GIVEN RECORDS.
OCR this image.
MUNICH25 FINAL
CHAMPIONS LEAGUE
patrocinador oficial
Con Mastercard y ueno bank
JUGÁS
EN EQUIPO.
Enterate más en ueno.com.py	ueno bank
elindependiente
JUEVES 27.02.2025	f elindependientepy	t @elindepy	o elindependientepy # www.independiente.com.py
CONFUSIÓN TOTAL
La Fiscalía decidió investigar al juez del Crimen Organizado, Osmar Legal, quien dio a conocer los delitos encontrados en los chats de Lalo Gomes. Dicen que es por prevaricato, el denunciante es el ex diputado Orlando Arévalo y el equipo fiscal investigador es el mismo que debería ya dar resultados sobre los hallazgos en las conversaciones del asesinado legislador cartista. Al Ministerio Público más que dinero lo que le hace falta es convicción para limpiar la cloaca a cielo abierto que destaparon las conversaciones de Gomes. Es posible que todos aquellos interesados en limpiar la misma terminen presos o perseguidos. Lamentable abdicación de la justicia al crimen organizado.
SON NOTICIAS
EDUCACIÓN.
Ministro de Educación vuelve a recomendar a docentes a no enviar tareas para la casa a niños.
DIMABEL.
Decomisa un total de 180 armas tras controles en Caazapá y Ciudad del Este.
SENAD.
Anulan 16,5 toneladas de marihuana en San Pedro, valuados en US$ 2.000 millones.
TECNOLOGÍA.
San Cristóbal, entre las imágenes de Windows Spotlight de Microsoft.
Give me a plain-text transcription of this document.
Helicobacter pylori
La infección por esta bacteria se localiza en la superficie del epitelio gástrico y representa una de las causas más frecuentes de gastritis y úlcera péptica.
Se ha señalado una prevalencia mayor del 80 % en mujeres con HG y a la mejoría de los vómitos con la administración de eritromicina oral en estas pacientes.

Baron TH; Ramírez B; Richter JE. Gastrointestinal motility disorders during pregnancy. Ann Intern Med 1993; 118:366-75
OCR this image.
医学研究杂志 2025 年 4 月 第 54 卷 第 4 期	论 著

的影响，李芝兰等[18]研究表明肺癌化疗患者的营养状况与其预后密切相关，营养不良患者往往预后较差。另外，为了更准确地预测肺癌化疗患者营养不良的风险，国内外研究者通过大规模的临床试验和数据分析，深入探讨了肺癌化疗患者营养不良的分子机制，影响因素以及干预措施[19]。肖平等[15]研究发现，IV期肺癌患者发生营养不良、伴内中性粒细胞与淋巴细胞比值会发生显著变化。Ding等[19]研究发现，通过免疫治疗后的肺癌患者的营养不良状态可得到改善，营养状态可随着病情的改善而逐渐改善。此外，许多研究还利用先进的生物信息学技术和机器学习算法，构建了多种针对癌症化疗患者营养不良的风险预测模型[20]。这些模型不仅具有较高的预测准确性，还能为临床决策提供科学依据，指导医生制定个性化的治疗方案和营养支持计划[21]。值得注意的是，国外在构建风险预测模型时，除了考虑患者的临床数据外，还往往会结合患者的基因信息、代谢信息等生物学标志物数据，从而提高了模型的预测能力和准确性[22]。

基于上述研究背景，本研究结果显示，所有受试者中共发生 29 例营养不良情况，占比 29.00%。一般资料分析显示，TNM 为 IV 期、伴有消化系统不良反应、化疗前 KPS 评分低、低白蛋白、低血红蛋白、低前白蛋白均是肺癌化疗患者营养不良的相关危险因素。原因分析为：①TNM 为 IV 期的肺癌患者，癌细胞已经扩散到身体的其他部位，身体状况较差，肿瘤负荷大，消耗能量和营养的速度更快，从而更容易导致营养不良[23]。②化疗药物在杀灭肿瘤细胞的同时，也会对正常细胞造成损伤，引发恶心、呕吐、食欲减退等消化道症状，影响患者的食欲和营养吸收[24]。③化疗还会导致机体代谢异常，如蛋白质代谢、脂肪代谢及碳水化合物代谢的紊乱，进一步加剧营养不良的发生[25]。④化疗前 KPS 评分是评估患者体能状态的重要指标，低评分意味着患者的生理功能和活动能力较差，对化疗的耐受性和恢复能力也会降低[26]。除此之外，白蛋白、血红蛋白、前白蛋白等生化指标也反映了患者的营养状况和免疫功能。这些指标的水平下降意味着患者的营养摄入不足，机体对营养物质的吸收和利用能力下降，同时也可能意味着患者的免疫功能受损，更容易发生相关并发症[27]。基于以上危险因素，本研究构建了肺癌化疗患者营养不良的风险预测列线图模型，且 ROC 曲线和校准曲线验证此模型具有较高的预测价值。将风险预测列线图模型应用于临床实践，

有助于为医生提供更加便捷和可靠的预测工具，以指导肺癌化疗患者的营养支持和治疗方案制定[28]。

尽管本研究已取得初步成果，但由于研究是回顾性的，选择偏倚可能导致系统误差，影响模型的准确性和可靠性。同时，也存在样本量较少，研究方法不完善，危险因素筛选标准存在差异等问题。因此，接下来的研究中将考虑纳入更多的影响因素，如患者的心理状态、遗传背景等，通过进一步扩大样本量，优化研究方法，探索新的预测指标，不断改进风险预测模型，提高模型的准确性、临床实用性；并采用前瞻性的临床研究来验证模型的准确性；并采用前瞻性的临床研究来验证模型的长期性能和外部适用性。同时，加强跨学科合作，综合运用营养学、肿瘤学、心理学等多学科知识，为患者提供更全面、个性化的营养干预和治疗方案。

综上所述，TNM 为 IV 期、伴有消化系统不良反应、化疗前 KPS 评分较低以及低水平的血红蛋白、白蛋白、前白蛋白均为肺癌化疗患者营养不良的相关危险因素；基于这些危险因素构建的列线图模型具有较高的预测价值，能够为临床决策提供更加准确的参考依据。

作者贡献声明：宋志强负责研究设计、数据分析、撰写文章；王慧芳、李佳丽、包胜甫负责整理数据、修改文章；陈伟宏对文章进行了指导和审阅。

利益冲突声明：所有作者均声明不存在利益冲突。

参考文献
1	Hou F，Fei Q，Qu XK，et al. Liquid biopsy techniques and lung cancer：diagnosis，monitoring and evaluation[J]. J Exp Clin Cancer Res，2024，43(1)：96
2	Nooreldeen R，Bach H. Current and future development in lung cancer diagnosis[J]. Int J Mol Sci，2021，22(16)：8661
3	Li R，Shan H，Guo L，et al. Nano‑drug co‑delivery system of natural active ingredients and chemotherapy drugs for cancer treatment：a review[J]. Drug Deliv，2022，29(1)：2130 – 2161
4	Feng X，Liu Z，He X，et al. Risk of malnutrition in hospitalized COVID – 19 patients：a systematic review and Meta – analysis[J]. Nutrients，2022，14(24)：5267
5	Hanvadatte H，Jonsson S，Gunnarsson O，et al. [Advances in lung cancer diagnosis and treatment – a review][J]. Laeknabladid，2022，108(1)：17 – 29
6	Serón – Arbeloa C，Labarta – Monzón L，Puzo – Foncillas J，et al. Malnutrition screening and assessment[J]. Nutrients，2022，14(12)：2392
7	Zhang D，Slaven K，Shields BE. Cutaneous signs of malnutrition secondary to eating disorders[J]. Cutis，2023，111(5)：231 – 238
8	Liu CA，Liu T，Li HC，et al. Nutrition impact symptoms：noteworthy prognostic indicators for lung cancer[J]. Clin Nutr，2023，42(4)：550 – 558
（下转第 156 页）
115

INSTRUCTIONS FOR THE TASK.
Tally of lines with the word "Nutrients": work out how many lines in the records hold it, and give that number only.

WRITTEN RESPONSE.
2